Every entry that follows should be repeated exactly; drop the images.
========================
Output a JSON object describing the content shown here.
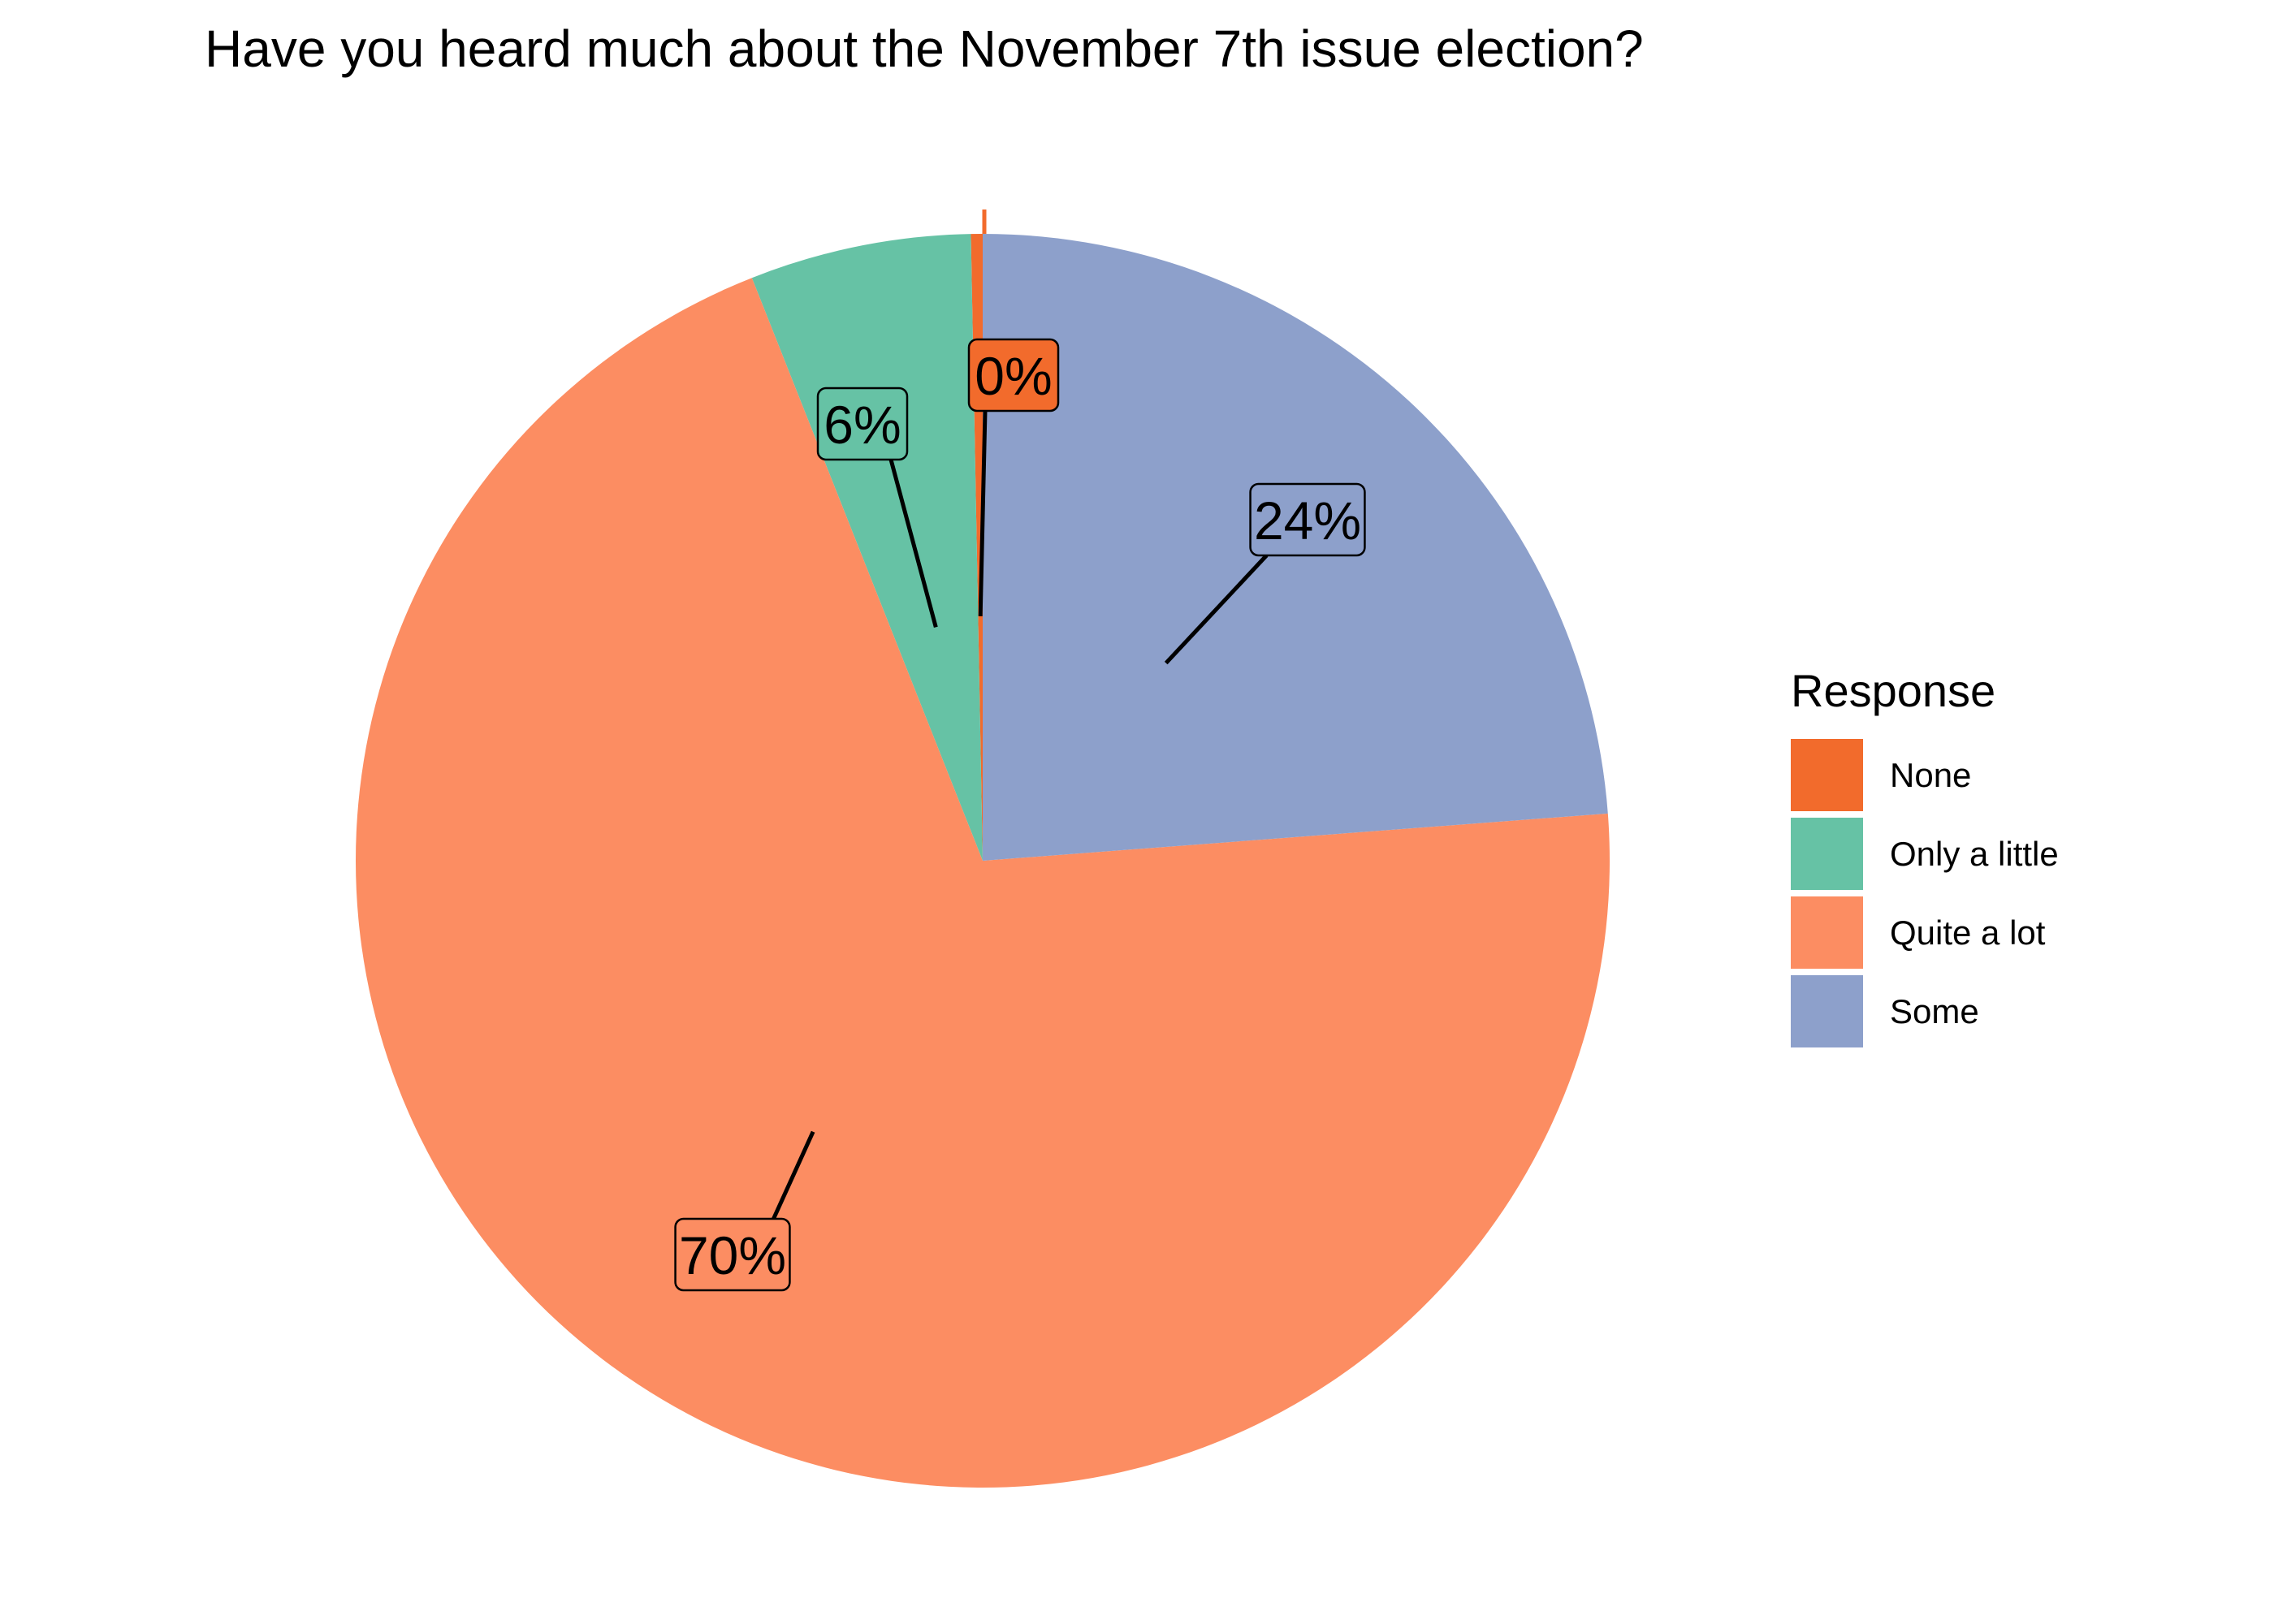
{
  "chart_data": {
    "type": "pie",
    "title": "Have you heard much about the November 7th issue election?",
    "categories": [
      "None",
      "Only a little",
      "Quite a lot",
      "Some"
    ],
    "values": [
      0.3,
      5.7,
      70.2,
      23.8
    ],
    "labels": [
      "0%",
      "6%",
      "70%",
      "24%"
    ],
    "colors": [
      "#f26b2c",
      "#66c2a5",
      "#fc8d62",
      "#8da0cb"
    ],
    "legend": {
      "title": "Response",
      "placement": "right"
    }
  }
}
========================
[RESPONSE TO THE EXERCISE]:
Output a JSON object describing the content shown here.
{
  "chart_data": {
    "type": "pie",
    "title": "Have you heard much about the November 7th issue election?",
    "categories": [
      "None",
      "Only a little",
      "Quite a lot",
      "Some"
    ],
    "values": [
      0.3,
      5.7,
      70.2,
      23.8
    ],
    "labels": [
      "0%",
      "6%",
      "70%",
      "24%"
    ],
    "colors": [
      "#f26b2c",
      "#66c2a5",
      "#fc8d62",
      "#8da0cb"
    ],
    "legend": {
      "title": "Response",
      "placement": "right"
    }
  }
}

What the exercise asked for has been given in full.